[Dataset items]
-- Start --
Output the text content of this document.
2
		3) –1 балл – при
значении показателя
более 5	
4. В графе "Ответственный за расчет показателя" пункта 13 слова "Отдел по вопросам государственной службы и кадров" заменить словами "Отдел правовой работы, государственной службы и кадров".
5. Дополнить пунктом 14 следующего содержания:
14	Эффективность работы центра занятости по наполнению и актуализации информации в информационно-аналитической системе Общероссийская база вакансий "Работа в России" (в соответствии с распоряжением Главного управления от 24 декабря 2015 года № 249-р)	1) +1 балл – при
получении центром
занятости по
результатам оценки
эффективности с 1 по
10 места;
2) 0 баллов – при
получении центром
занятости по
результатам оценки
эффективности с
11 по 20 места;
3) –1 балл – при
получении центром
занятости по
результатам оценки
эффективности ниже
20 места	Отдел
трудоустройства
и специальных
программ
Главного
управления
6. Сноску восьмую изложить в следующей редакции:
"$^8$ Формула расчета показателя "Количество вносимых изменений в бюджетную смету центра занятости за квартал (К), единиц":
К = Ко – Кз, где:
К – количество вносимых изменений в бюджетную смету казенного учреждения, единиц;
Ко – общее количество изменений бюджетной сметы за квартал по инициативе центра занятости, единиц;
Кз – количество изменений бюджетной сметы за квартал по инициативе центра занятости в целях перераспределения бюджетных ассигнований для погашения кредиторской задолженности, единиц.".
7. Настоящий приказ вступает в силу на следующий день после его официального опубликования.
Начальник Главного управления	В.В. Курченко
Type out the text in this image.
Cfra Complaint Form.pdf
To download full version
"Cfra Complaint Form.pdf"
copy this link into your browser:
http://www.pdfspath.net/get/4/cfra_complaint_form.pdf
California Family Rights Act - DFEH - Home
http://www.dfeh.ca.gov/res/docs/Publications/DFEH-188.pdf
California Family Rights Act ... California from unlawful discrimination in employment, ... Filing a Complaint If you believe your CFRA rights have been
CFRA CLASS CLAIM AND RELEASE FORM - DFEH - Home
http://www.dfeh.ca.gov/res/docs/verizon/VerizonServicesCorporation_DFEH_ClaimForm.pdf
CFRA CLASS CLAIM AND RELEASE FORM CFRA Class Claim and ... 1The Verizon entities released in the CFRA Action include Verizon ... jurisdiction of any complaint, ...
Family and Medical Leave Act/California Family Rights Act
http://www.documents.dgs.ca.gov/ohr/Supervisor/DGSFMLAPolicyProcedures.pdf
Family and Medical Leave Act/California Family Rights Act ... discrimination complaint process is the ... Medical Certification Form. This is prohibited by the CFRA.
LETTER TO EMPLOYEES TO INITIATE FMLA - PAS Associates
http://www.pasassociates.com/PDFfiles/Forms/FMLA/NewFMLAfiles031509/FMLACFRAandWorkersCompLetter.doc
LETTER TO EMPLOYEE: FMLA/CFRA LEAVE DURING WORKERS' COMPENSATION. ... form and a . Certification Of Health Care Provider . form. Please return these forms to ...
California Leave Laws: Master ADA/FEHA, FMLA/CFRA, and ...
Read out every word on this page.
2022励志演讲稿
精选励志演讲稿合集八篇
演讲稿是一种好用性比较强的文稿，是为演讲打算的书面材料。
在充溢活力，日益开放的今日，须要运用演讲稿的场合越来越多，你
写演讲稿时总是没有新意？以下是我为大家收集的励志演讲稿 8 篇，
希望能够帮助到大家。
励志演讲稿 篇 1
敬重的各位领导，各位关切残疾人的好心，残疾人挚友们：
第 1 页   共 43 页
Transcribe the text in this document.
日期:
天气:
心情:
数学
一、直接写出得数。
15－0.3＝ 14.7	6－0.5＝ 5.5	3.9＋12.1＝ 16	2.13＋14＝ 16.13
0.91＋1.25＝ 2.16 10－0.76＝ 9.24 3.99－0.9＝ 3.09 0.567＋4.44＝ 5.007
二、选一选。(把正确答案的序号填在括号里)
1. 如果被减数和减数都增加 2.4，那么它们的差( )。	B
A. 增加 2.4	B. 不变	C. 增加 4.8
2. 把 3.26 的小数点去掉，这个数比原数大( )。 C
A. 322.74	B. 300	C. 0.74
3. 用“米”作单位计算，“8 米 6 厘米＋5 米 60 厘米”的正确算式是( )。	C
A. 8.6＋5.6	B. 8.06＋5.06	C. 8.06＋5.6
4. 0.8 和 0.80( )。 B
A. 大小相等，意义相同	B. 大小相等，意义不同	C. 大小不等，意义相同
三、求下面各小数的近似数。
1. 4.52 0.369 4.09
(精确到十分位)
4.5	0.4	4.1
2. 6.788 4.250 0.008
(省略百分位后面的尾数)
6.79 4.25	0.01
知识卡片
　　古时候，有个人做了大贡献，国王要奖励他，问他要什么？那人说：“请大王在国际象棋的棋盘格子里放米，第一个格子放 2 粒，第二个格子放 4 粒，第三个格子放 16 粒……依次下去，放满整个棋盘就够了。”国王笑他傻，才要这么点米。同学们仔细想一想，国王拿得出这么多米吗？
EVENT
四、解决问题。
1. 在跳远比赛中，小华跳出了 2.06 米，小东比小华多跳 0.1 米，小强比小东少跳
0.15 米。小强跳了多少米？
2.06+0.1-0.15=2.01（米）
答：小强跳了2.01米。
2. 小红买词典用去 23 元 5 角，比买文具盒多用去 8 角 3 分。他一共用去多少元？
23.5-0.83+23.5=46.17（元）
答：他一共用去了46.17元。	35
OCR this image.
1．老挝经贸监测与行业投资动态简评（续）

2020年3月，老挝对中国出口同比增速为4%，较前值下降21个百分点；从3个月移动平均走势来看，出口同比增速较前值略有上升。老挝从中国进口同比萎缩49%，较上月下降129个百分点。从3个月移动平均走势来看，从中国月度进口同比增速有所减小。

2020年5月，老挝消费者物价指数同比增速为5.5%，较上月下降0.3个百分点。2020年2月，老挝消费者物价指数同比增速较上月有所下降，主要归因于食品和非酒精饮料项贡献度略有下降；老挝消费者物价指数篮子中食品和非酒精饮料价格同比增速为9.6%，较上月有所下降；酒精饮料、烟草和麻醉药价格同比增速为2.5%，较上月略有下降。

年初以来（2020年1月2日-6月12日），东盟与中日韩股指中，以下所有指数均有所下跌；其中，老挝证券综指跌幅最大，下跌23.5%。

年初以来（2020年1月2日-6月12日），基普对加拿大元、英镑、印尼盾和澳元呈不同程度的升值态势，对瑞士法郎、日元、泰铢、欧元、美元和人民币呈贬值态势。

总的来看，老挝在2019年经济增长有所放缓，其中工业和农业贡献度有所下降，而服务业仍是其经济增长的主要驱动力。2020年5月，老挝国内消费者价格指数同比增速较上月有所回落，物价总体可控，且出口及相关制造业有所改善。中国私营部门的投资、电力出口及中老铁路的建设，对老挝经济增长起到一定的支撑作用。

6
-- End --
Send back all of the entries exactly, with nothing missing.

Output the text content of this document.
2
		3) –1 балл – при
значении показателя
более 5	
4. В графе "Ответственный за расчет показателя" пункта 13 слова "Отдел по вопросам государственной службы и кадров" заменить словами "Отдел правовой работы, государственной службы и кадров".
5. Дополнить пунктом 14 следующего содержания:
14	Эффективность работы центра занятости по наполнению и актуализации информации в информационно-аналитической системе Общероссийская база вакансий "Работа в России" (в соответствии с распоряжением Главного управления от 24 декабря 2015 года № 249-р)	1) +1 балл – при
получении центром
занятости по
результатам оценки
эффективности с 1 по
10 места;
2) 0 баллов – при
получении центром
занятости по
результатам оценки
эффективности с
11 по 20 места;
3) –1 балл – при
получении центром
занятости по
результатам оценки
эффективности ниже
20 места	Отдел
трудоустройства
и специальных
программ
Главного
управления
6. Сноску восьмую изложить в следующей редакции:
"$^8$ Формула расчета показателя "Количество вносимых изменений в бюджетную смету центра занятости за квартал (К), единиц":
К = Ко – Кз, где:
К – количество вносимых изменений в бюджетную смету казенного учреждения, единиц;
Ко – общее количество изменений бюджетной сметы за квартал по инициативе центра занятости, единиц;
Кз – количество изменений бюджетной сметы за квартал по инициативе центра занятости в целях перераспределения бюджетных ассигнований для погашения кредиторской задолженности, единиц.".
7. Настоящий приказ вступает в силу на следующий день после его официального опубликования.
Начальник Главного управления	В.В. Курченко
Type out the text in this image.
Cfra Complaint Form.pdf
To download full version
"Cfra Complaint Form.pdf"
copy this link into your browser:
http://www.pdfspath.net/get/4/cfra_complaint_form.pdf
California Family Rights Act - DFEH - Home
http://www.dfeh.ca.gov/res/docs/Publications/DFEH-188.pdf
California Family Rights Act ... California from unlawful discrimination in employment, ... Filing a Complaint If you believe your CFRA rights have been
CFRA CLASS CLAIM AND RELEASE FORM - DFEH - Home
http://www.dfeh.ca.gov/res/docs/verizon/VerizonServicesCorporation_DFEH_ClaimForm.pdf
CFRA CLASS CLAIM AND RELEASE FORM CFRA Class Claim and ... 1The Verizon entities released in the CFRA Action include Verizon ... jurisdiction of any complaint, ...
Family and Medical Leave Act/California Family Rights Act
http://www.documents.dgs.ca.gov/ohr/Supervisor/DGSFMLAPolicyProcedures.pdf
Family and Medical Leave Act/California Family Rights Act ... discrimination complaint process is the ... Medical Certification Form. This is prohibited by the CFRA.
LETTER TO EMPLOYEES TO INITIATE FMLA - PAS Associates
http://www.pasassociates.com/PDFfiles/Forms/FMLA/NewFMLAfiles031509/FMLACFRAandWorkersCompLetter.doc
LETTER TO EMPLOYEE: FMLA/CFRA LEAVE DURING WORKERS' COMPENSATION. ... form and a . Certification Of Health Care Provider . form. Please return these forms to ...
California Leave Laws: Master ADA/FEHA, FMLA/CFRA, and ...
Read out every word on this page.
2022励志演讲稿
精选励志演讲稿合集八篇
演讲稿是一种好用性比较强的文稿，是为演讲打算的书面材料。
在充溢活力，日益开放的今日，须要运用演讲稿的场合越来越多，你
写演讲稿时总是没有新意？以下是我为大家收集的励志演讲稿 8 篇，
希望能够帮助到大家。
励志演讲稿 篇 1
敬重的各位领导，各位关切残疾人的好心，残疾人挚友们：
第 1 页   共 43 页
Transcribe the text in this document.
日期:
天气:
心情:
数学
一、直接写出得数。
15－0.3＝ 14.7	6－0.5＝ 5.5	3.9＋12.1＝ 16	2.13＋14＝ 16.13
0.91＋1.25＝ 2.16 10－0.76＝ 9.24 3.99－0.9＝ 3.09 0.567＋4.44＝ 5.007
二、选一选。(把正确答案的序号填在括号里)
1. 如果被减数和减数都增加 2.4，那么它们的差( )。	B
A. 增加 2.4	B. 不变	C. 增加 4.8
2. 把 3.26 的小数点去掉，这个数比原数大( )。 C
A. 322.74	B. 300	C. 0.74
3. 用“米”作单位计算，“8 米 6 厘米＋5 米 60 厘米”的正确算式是( )。	C
A. 8.6＋5.6	B. 8.06＋5.06	C. 8.06＋5.6
4. 0.8 和 0.80( )。 B
A. 大小相等，意义相同	B. 大小相等，意义不同	C. 大小不等，意义相同
三、求下面各小数的近似数。
1. 4.52 0.369 4.09
(精确到十分位)
4.5	0.4	4.1
2. 6.788 4.250 0.008
(省略百分位后面的尾数)
6.79 4.25	0.01
知识卡片
　　古时候，有个人做了大贡献，国王要奖励他，问他要什么？那人说：“请大王在国际象棋的棋盘格子里放米，第一个格子放 2 粒，第二个格子放 4 粒，第三个格子放 16 粒……依次下去，放满整个棋盘就够了。”国王笑他傻，才要这么点米。同学们仔细想一想，国王拿得出这么多米吗？
EVENT
四、解决问题。
1. 在跳远比赛中，小华跳出了 2.06 米，小东比小华多跳 0.1 米，小强比小东少跳
0.15 米。小强跳了多少米？
2.06+0.1-0.15=2.01（米）
答：小强跳了2.01米。
2. 小红买词典用去 23 元 5 角，比买文具盒多用去 8 角 3 分。他一共用去多少元？
23.5-0.83+23.5=46.17（元）
答：他一共用去了46.17元。	35
OCR this image.
1．老挝经贸监测与行业投资动态简评（续）

2020年3月，老挝对中国出口同比增速为4%，较前值下降21个百分点；从3个月移动平均走势来看，出口同比增速较前值略有上升。老挝从中国进口同比萎缩49%，较上月下降129个百分点。从3个月移动平均走势来看，从中国月度进口同比增速有所减小。

2020年5月，老挝消费者物价指数同比增速为5.5%，较上月下降0.3个百分点。2020年2月，老挝消费者物价指数同比增速较上月有所下降，主要归因于食品和非酒精饮料项贡献度略有下降；老挝消费者物价指数篮子中食品和非酒精饮料价格同比增速为9.6%，较上月有所下降；酒精饮料、烟草和麻醉药价格同比增速为2.5%，较上月略有下降。

年初以来（2020年1月2日-6月12日），东盟与中日韩股指中，以下所有指数均有所下跌；其中，老挝证券综指跌幅最大，下跌23.5%。

年初以来（2020年1月2日-6月12日），基普对加拿大元、英镑、印尼盾和澳元呈不同程度的升值态势，对瑞士法郎、日元、泰铢、欧元、美元和人民币呈贬值态势。

总的来看，老挝在2019年经济增长有所放缓，其中工业和农业贡献度有所下降，而服务业仍是其经济增长的主要驱动力。2020年5月，老挝国内消费者价格指数同比增速较上月有所回落，物价总体可控，且出口及相关制造业有所改善。中国私营部门的投资、电力出口及中老铁路的建设，对老挝经济增长起到一定的支撑作用。

6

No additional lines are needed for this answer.